Identify the lines bearing the string "Paludan" and gather them.

| Entries supplied |
_ _ _

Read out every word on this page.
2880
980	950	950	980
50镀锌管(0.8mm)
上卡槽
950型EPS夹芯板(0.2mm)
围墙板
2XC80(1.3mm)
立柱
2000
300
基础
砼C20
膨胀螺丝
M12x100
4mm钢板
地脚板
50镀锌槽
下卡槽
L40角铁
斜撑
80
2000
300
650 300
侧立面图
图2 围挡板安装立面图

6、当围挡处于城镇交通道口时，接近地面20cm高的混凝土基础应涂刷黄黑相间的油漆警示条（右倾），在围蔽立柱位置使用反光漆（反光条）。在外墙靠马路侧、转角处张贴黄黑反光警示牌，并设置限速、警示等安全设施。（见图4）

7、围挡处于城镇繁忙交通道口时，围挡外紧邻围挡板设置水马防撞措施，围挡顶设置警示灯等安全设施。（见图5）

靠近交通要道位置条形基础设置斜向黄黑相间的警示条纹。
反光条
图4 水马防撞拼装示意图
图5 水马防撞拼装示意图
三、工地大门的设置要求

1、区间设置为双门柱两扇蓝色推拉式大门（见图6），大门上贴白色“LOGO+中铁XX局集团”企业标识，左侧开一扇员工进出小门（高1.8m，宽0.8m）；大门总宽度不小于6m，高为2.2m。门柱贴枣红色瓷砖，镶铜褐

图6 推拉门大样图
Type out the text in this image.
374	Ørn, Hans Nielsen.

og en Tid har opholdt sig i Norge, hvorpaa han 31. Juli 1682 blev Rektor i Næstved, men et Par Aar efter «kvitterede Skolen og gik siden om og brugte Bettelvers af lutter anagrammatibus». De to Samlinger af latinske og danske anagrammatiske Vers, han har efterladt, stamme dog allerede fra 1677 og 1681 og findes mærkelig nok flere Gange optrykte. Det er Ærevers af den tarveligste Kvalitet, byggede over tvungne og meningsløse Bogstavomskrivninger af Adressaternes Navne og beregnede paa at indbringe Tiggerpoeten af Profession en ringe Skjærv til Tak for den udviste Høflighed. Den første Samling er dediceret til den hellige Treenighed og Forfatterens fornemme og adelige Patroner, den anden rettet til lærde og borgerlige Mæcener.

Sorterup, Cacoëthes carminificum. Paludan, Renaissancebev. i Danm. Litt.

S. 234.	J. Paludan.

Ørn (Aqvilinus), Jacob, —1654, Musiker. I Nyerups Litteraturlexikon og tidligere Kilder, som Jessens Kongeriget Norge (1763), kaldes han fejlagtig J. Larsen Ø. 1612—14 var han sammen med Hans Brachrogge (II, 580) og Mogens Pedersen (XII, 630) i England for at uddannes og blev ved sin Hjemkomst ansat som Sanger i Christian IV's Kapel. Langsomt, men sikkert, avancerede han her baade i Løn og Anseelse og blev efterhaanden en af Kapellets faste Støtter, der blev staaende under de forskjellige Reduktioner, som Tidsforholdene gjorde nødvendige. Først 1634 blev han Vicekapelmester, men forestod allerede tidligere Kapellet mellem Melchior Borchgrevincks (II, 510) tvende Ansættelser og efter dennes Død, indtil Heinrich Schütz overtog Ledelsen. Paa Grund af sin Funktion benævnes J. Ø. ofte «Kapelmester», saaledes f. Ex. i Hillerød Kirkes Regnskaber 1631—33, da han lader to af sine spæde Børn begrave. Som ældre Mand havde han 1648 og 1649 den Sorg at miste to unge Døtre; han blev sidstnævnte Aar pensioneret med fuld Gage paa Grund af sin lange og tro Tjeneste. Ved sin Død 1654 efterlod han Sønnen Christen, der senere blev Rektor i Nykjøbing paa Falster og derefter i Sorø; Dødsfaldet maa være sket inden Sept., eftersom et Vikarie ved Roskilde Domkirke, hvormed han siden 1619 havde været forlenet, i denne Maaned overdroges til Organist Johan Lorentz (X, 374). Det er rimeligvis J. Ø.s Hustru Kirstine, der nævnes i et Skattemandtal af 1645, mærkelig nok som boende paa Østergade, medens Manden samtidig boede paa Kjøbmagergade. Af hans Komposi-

_ _ _

| Task output |
Sorterup, Cacoëthes carminificum. Paludan, Renaissancebev. i Danm. Litt.
S. 234.	J. Paludan.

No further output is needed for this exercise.